# [Your goal]
All lines holding the string "sitting" are to be shown.

(Records from a data source)

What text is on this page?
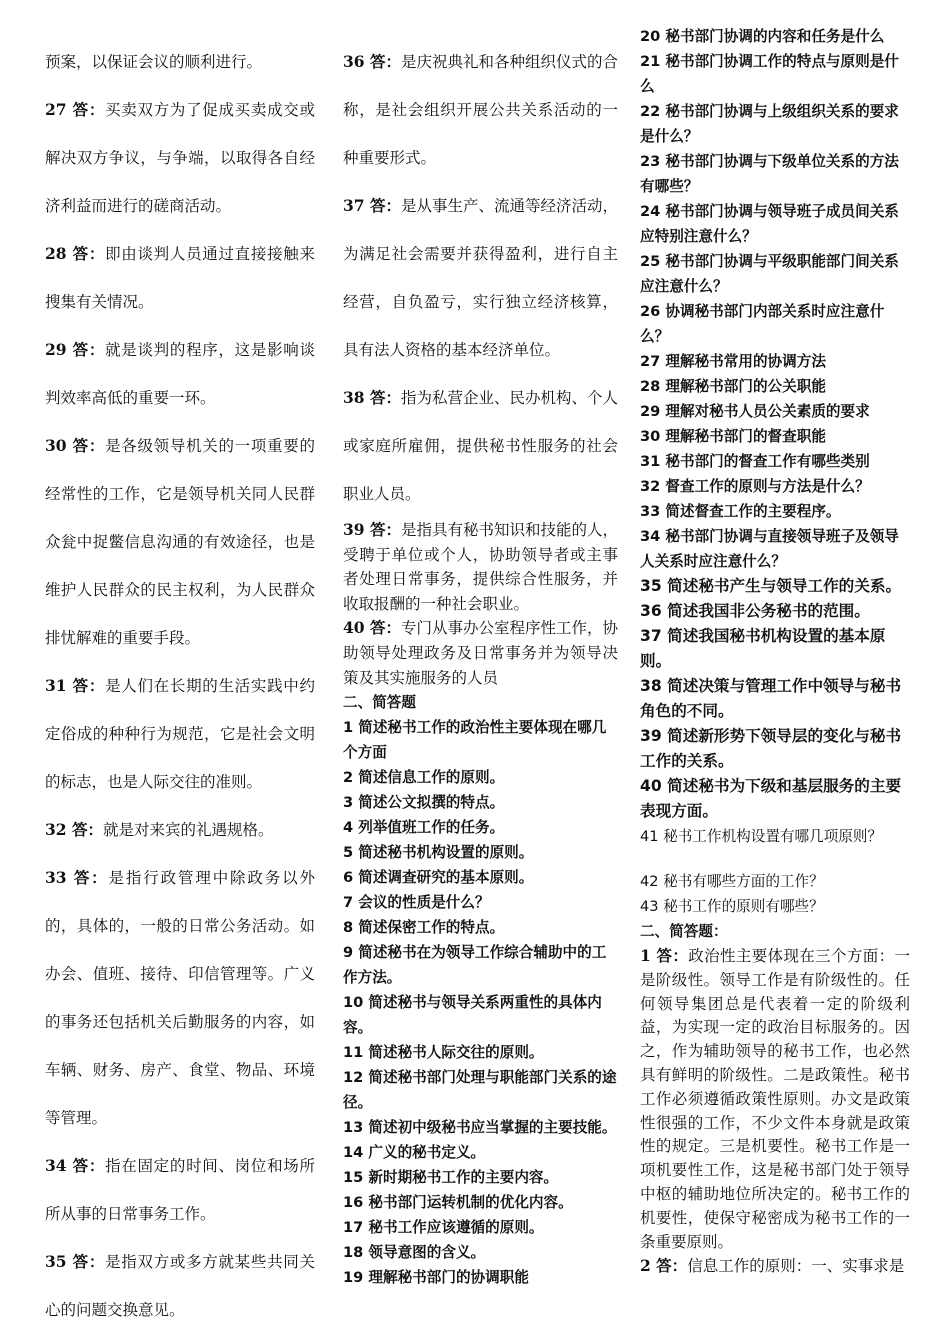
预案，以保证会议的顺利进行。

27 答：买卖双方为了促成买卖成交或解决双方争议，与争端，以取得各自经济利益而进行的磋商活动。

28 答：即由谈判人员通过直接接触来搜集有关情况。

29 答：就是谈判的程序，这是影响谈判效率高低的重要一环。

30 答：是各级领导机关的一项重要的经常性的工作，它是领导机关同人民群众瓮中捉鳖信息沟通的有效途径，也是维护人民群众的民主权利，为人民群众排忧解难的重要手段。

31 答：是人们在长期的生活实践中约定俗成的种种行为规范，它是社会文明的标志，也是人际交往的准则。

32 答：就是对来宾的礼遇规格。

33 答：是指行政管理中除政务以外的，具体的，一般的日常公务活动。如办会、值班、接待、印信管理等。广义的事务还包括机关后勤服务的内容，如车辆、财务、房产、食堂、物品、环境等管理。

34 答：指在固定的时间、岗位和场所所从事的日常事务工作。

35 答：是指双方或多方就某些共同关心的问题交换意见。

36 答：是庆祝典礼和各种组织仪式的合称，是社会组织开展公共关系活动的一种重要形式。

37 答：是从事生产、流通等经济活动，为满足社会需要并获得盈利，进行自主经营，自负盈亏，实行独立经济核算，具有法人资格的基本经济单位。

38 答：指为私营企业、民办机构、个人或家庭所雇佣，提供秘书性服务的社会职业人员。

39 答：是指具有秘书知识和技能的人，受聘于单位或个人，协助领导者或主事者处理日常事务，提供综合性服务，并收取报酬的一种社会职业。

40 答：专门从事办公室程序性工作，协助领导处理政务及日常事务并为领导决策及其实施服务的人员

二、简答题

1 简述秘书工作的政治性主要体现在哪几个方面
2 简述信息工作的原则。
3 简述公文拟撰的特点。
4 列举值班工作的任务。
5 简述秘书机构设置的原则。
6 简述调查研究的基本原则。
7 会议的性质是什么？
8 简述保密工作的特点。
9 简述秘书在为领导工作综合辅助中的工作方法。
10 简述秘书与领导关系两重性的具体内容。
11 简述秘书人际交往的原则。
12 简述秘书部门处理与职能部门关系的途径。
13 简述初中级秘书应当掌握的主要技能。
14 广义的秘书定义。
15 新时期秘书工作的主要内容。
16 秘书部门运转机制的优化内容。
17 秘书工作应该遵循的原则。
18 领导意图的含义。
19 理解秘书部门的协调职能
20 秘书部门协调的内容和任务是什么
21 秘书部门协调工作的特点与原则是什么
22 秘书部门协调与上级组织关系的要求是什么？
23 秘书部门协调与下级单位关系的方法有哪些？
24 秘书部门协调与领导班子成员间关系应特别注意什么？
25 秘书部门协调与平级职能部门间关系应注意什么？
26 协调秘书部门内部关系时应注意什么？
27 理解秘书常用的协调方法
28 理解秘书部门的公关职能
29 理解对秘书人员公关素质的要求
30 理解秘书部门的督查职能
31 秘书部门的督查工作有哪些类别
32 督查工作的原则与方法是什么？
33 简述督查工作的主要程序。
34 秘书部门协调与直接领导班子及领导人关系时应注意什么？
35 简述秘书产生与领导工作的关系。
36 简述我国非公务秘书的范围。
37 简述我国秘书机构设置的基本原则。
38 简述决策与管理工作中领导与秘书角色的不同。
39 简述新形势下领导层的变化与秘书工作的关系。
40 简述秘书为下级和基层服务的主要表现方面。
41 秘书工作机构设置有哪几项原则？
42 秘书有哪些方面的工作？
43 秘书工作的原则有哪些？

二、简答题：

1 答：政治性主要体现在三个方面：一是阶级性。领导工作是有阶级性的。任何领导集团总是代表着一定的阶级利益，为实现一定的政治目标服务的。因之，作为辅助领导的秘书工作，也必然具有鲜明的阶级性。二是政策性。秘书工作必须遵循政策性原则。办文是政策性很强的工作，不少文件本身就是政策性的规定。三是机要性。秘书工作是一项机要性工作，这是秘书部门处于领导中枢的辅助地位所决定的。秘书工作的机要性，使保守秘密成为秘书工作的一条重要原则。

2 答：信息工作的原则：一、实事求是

...

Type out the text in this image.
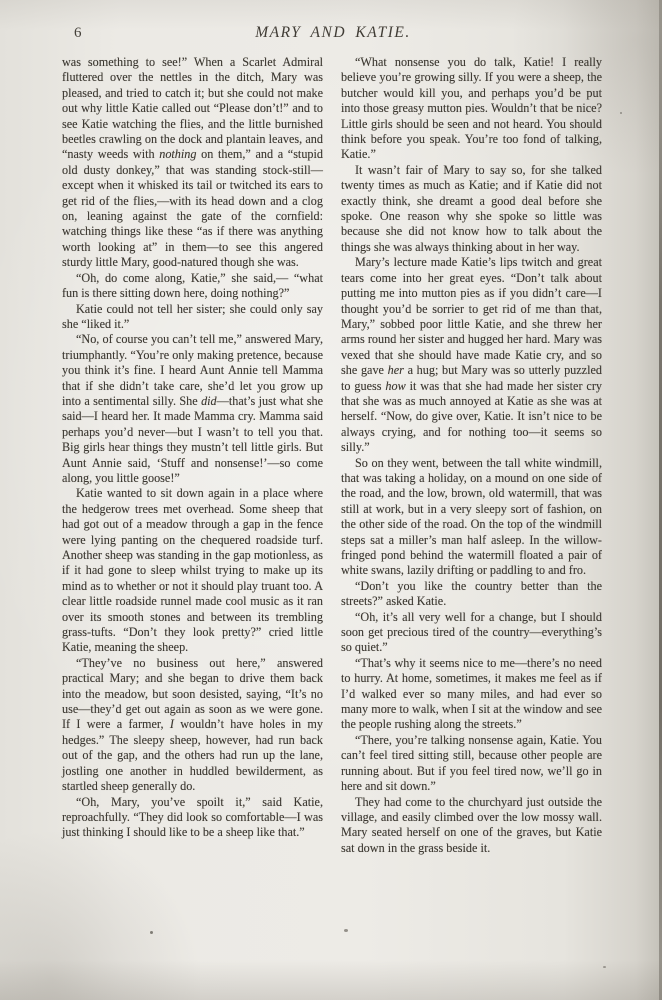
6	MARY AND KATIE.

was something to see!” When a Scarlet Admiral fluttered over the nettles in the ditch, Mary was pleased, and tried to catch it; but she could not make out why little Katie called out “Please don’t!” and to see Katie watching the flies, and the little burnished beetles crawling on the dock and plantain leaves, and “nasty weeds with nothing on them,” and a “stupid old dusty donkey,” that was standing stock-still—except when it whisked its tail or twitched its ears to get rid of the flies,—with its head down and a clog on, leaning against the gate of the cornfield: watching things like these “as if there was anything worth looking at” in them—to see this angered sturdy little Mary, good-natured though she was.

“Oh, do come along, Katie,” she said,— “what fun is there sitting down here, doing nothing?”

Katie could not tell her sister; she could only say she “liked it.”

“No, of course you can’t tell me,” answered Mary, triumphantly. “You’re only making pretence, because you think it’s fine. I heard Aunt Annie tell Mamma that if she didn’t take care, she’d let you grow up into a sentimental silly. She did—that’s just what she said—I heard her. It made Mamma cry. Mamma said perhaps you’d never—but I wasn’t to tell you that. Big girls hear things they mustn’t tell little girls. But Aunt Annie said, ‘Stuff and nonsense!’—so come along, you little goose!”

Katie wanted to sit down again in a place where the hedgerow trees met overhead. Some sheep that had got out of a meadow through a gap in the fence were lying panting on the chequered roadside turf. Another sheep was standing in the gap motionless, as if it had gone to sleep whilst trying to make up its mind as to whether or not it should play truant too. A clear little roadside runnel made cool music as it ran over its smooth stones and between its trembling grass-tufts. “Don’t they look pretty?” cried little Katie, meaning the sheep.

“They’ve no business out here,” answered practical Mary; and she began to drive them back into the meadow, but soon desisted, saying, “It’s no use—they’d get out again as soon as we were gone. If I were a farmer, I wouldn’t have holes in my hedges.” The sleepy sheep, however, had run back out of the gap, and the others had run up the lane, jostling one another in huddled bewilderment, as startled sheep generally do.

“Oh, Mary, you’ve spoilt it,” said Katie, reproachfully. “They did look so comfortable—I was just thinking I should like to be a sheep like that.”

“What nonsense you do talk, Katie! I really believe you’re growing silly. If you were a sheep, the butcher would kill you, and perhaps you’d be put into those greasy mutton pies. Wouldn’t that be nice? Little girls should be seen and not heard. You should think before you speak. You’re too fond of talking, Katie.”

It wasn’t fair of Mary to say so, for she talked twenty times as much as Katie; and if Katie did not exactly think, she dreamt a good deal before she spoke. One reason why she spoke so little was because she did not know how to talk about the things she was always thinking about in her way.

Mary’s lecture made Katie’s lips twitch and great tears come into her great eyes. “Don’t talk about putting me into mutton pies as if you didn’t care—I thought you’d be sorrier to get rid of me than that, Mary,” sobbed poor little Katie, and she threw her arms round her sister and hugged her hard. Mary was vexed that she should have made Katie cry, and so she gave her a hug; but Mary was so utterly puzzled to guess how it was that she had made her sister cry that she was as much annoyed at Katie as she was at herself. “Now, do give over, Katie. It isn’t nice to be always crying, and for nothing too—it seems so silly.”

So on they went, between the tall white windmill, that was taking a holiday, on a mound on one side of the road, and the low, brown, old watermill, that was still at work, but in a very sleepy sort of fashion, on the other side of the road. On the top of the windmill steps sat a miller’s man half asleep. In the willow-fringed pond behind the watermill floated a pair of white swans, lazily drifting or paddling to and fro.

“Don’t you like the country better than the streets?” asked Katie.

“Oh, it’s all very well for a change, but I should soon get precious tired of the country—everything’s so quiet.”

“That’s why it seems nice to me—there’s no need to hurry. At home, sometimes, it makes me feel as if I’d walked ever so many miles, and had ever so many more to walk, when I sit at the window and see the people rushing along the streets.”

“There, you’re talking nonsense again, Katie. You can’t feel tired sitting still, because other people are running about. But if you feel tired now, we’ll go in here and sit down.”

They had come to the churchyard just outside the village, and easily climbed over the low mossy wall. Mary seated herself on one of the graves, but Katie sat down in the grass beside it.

# [Answer]
“Oh, do come along, Katie,” she said,— “what fun is there sitting down here, doing nothing?”
“There, you’re talking nonsense again, Katie. You can’t feel tired sitting still, because other people are running about. But if you feel tired now, we’ll go in here and sit down.”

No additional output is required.